Work required:
The records below must be copied in full, exactly as they read.

Data for the task START

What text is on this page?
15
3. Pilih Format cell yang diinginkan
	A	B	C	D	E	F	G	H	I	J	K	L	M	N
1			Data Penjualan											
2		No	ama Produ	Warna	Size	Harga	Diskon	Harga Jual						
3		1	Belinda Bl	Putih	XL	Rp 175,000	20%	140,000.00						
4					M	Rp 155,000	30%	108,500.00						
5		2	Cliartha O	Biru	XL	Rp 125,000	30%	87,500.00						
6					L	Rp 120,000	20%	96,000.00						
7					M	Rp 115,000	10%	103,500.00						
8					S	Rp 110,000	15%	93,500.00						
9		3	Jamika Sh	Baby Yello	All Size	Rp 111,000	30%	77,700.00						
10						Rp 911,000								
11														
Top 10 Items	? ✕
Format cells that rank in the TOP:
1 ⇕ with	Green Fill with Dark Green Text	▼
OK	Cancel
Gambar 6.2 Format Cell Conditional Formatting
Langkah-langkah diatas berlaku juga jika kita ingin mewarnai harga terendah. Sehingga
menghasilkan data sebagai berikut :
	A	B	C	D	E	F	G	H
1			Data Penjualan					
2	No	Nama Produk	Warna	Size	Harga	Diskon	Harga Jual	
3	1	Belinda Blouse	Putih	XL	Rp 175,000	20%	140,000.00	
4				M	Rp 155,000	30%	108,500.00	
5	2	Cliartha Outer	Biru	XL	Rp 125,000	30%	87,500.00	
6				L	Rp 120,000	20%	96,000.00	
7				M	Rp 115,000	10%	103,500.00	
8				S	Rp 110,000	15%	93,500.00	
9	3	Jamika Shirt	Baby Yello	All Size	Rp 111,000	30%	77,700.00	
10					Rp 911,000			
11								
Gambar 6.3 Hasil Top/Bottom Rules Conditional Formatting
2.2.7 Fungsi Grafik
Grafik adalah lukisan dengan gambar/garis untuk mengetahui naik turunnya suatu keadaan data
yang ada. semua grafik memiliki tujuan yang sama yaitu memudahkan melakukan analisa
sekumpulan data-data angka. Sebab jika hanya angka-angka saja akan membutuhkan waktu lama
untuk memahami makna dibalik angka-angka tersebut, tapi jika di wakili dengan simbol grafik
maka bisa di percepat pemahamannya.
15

Data for the task END

Response to this task:
What text is on this page?
15
3. Pilih Format cell yang diinginkan
	A	B	C	D	E	F	G	H	I	J	K	L	M	N
1			Data Penjualan											
2		No	ama Produ	Warna	Size	Harga	Diskon	Harga Jual						
3		1	Belinda Bl	Putih	XL	Rp 175,000	20%	140,000.00						
4					M	Rp 155,000	30%	108,500.00						
5		2	Cliartha O	Biru	XL	Rp 125,000	30%	87,500.00						
6					L	Rp 120,000	20%	96,000.00						
7					M	Rp 115,000	10%	103,500.00						
8					S	Rp 110,000	15%	93,500.00						
9		3	Jamika Sh	Baby Yello	All Size	Rp 111,000	30%	77,700.00						
10						Rp 911,000								
11														
Top 10 Items	? ✕
Format cells that rank in the TOP:
1 ⇕ with	Green Fill with Dark Green Text	▼
OK	Cancel
Gambar 6.2 Format Cell Conditional Formatting
Langkah-langkah diatas berlaku juga jika kita ingin mewarnai harga terendah. Sehingga
menghasilkan data sebagai berikut :
	A	B	C	D	E	F	G	H
1			Data Penjualan					
2	No	Nama Produk	Warna	Size	Harga	Diskon	Harga Jual	
3	1	Belinda Blouse	Putih	XL	Rp 175,000	20%	140,000.00	
4				M	Rp 155,000	30%	108,500.00	
5	2	Cliartha Outer	Biru	XL	Rp 125,000	30%	87,500.00	
6				L	Rp 120,000	20%	96,000.00	
7				M	Rp 115,000	10%	103,500.00	
8				S	Rp 110,000	15%	93,500.00	
9	3	Jamika Shirt	Baby Yello	All Size	Rp 111,000	30%	77,700.00	
10					Rp 911,000			
11								
Gambar 6.3 Hasil Top/Bottom Rules Conditional Formatting
2.2.7 Fungsi Grafik
Grafik adalah lukisan dengan gambar/garis untuk mengetahui naik turunnya suatu keadaan data
yang ada. semua grafik memiliki tujuan yang sama yaitu memudahkan melakukan analisa
sekumpulan data-data angka. Sebab jika hanya angka-angka saja akan membutuhkan waktu lama
untuk memahami makna dibalik angka-angka tersebut, tapi jika di wakili dengan simbol grafik
maka bisa di percepat pemahamannya.
15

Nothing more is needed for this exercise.